* [Task directions]
Every entry below should be printed exactly, without its images.

-- BEGIN --

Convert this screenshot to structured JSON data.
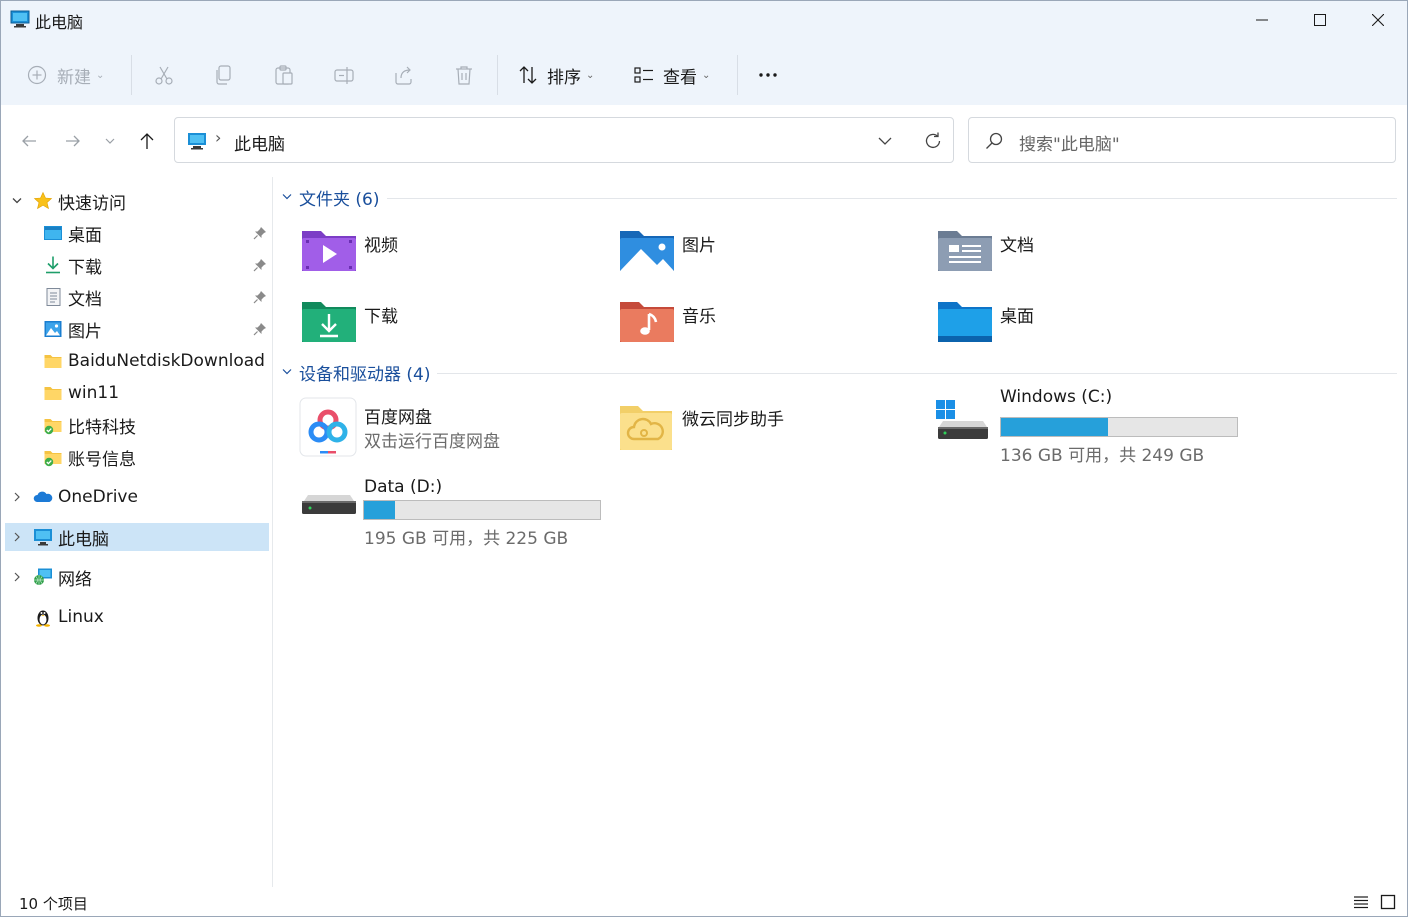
{
  "window": {
    "title": "此电脑",
    "controls": {
      "minimize": "minimize-icon",
      "maximize": "maximize-icon",
      "close": "close-icon"
    }
  },
  "toolbar": {
    "new_label": "新建",
    "sort_label": "排序",
    "view_label": "查看",
    "more_label": "···",
    "icons": [
      "new-icon",
      "cut-icon",
      "copy-icon",
      "paste-icon",
      "rename-icon",
      "share-icon",
      "delete-icon",
      "sort-icon",
      "view-icon",
      "more-icon"
    ]
  },
  "address": {
    "path_label": "此电脑",
    "separator": "›",
    "search_placeholder": "搜索\"此电脑\""
  },
  "sidebar": {
    "quick_access": {
      "label": "快速访问",
      "items": [
        {
          "label": "桌面",
          "pinned": true
        },
        {
          "label": "下载",
          "pinned": true
        },
        {
          "label": "文档",
          "pinned": true
        },
        {
          "label": "图片",
          "pinned": true
        },
        {
          "label": "BaiduNetdiskDownload",
          "pinned": false
        },
        {
          "label": "win11",
          "pinned": false
        },
        {
          "label": "比特科技",
          "pinned": false
        },
        {
          "label": "账号信息",
          "pinned": false
        }
      ]
    },
    "onedrive_label": "OneDrive",
    "this_pc_label": "此电脑",
    "network_label": "网络",
    "linux_label": "Linux"
  },
  "content": {
    "folders_header": "文件夹 (6)",
    "folders": [
      {
        "label": "视频",
        "icon": "videos-folder-icon"
      },
      {
        "label": "图片",
        "icon": "pictures-folder-icon"
      },
      {
        "label": "文档",
        "icon": "documents-folder-icon"
      },
      {
        "label": "下载",
        "icon": "downloads-folder-icon"
      },
      {
        "label": "音乐",
        "icon": "music-folder-icon"
      },
      {
        "label": "桌面",
        "icon": "desktop-folder-icon"
      }
    ],
    "devices_header": "设备和驱动器 (4)",
    "devices": [
      {
        "label": "百度网盘",
        "sub": "双击运行百度网盘"
      },
      {
        "label": "微云同步助手"
      },
      {
        "label": "Windows (C:)",
        "space": "136 GB 可用，共 249 GB",
        "used_fraction": 0.454
      },
      {
        "label": "Data (D:)",
        "space": "195 GB 可用，共 225 GB",
        "used_fraction": 0.133
      }
    ]
  },
  "status": {
    "count": "10 个项目"
  },
  "colors": {
    "accent": "#26a0da",
    "selected_bg": "#cce4f7",
    "section_header": "#1a4f9c",
    "toolbar_bg": "#eef4fb"
  }
}
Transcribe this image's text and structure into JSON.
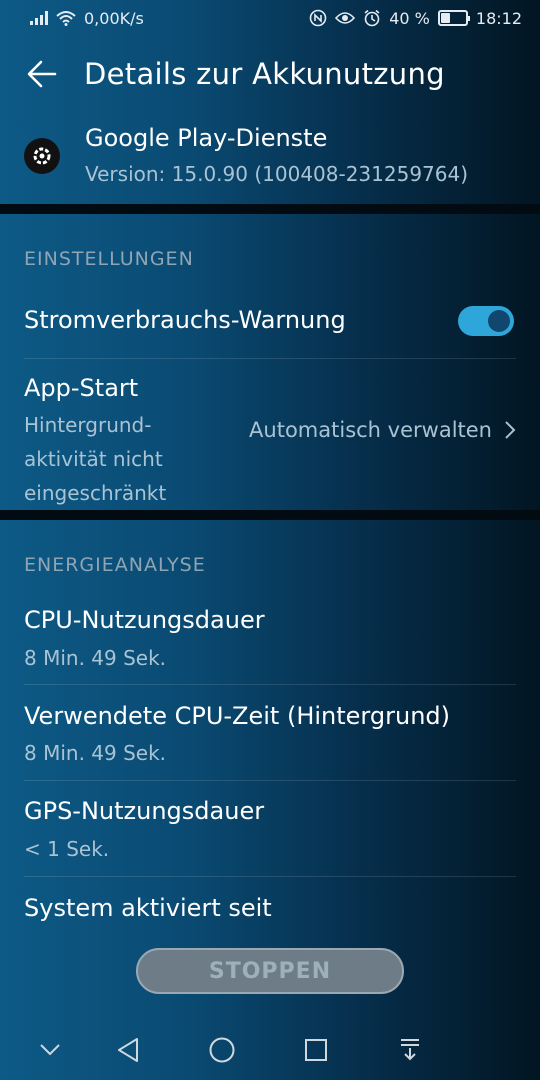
{
  "status": {
    "speed": "0,00K/s",
    "battery": "40 %",
    "battery_level": 0.4,
    "time": "18:12"
  },
  "header": {
    "title": "Details zur Akkunutzung",
    "back_icon": "arrow-left-icon"
  },
  "app": {
    "name": "Google Play-Dienste",
    "version": "Version: 15.0.90 (100408-231259764)",
    "icon": "gear-icon"
  },
  "settings": {
    "section_label": "EINSTELLUNGEN",
    "power_warning": {
      "label": "Stromverbrauchs-Warnung",
      "enabled": true
    },
    "app_start": {
      "label": "App-Start",
      "description": "Hintergrund-aktivität nicht eingeschränkt",
      "value": "Automatisch verwalten"
    }
  },
  "energy": {
    "section_label": "ENERGIEANALYSE",
    "items": [
      {
        "label": "CPU-Nutzungsdauer",
        "value": "8 Min. 49 Sek."
      },
      {
        "label": "Verwendete CPU-Zeit (Hintergrund)",
        "value": "8 Min. 49 Sek."
      },
      {
        "label": "GPS-Nutzungsdauer",
        "value": "< 1 Sek."
      },
      {
        "label": "System aktiviert seit",
        "value": ""
      }
    ]
  },
  "stop_button": {
    "label": "STOPPEN"
  },
  "colors": {
    "accent": "#2fa6da",
    "background": "#0a4a72"
  }
}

-- END --

* [Written answer]
Convert this screenshot to structured JSON data.
{
  "window": {
    "title": "此电脑",
    "controls": {
      "minimize": "minimize-icon",
      "maximize": "maximize-icon",
      "close": "close-icon"
    }
  },
  "toolbar": {
    "new_label": "新建",
    "sort_label": "排序",
    "view_label": "查看",
    "more_label": "···",
    "icons": [
      "new-icon",
      "cut-icon",
      "copy-icon",
      "paste-icon",
      "rename-icon",
      "share-icon",
      "delete-icon",
      "sort-icon",
      "view-icon",
      "more-icon"
    ]
  },
  "address": {
    "path_label": "此电脑",
    "separator": "›",
    "search_placeholder": "搜索\"此电脑\""
  },
  "sidebar": {
    "quick_access": {
      "label": "快速访问",
      "items": [
        {
          "label": "桌面",
          "pinned": true
        },
        {
          "label": "下载",
          "pinned": true
        },
        {
          "label": "文档",
          "pinned": true
        },
        {
          "label": "图片",
          "pinned": true
        },
        {
          "label": "BaiduNetdiskDownload",
          "pinned": false
        },
        {
          "label": "win11",
          "pinned": false
        },
        {
          "label": "比特科技",
          "pinned": false
        },
        {
          "label": "账号信息",
          "pinned": false
        }
      ]
    },
    "onedrive_label": "OneDrive",
    "this_pc_label": "此电脑",
    "network_label": "网络",
    "linux_label": "Linux"
  },
  "content": {
    "folders_header": "文件夹 (6)",
    "folders": [
      {
        "label": "视频",
        "icon": "videos-folder-icon"
      },
      {
        "label": "图片",
        "icon": "pictures-folder-icon"
      },
      {
        "label": "文档",
        "icon": "documents-folder-icon"
      },
      {
        "label": "下载",
        "icon": "downloads-folder-icon"
      },
      {
        "label": "音乐",
        "icon": "music-folder-icon"
      },
      {
        "label": "桌面",
        "icon": "desktop-folder-icon"
      }
    ],
    "devices_header": "设备和驱动器 (4)",
    "devices": [
      {
        "label": "百度网盘",
        "sub": "双击运行百度网盘"
      },
      {
        "label": "微云同步助手"
      },
      {
        "label": "Windows (C:)",
        "space": "136 GB 可用，共 249 GB",
        "used_fraction": 0.454
      },
      {
        "label": "Data (D:)",
        "space": "195 GB 可用，共 225 GB",
        "used_fraction": 0.133
      }
    ]
  },
  "status": {
    "count": "10 个项目"
  },
  "colors": {
    "accent": "#26a0da",
    "selected_bg": "#cce4f7",
    "section_header": "#1a4f9c",
    "toolbar_bg": "#eef4fb"
  }
}
Transcribe this image's text and structure into JSON.
{
  "status": {
    "speed": "0,00K/s",
    "battery": "40 %",
    "battery_level": 0.4,
    "time": "18:12"
  },
  "header": {
    "title": "Details zur Akkunutzung",
    "back_icon": "arrow-left-icon"
  },
  "app": {
    "name": "Google Play-Dienste",
    "version": "Version: 15.0.90 (100408-231259764)",
    "icon": "gear-icon"
  },
  "settings": {
    "section_label": "EINSTELLUNGEN",
    "power_warning": {
      "label": "Stromverbrauchs-Warnung",
      "enabled": true
    },
    "app_start": {
      "label": "App-Start",
      "description": "Hintergrund-aktivität nicht eingeschränkt",
      "value": "Automatisch verwalten"
    }
  },
  "energy": {
    "section_label": "ENERGIEANALYSE",
    "items": [
      {
        "label": "CPU-Nutzungsdauer",
        "value": "8 Min. 49 Sek."
      },
      {
        "label": "Verwendete CPU-Zeit (Hintergrund)",
        "value": "8 Min. 49 Sek."
      },
      {
        "label": "GPS-Nutzungsdauer",
        "value": "< 1 Sek."
      },
      {
        "label": "System aktiviert seit",
        "value": ""
      }
    ]
  },
  "stop_button": {
    "label": "STOPPEN"
  },
  "colors": {
    "accent": "#2fa6da",
    "background": "#0a4a72"
  }
}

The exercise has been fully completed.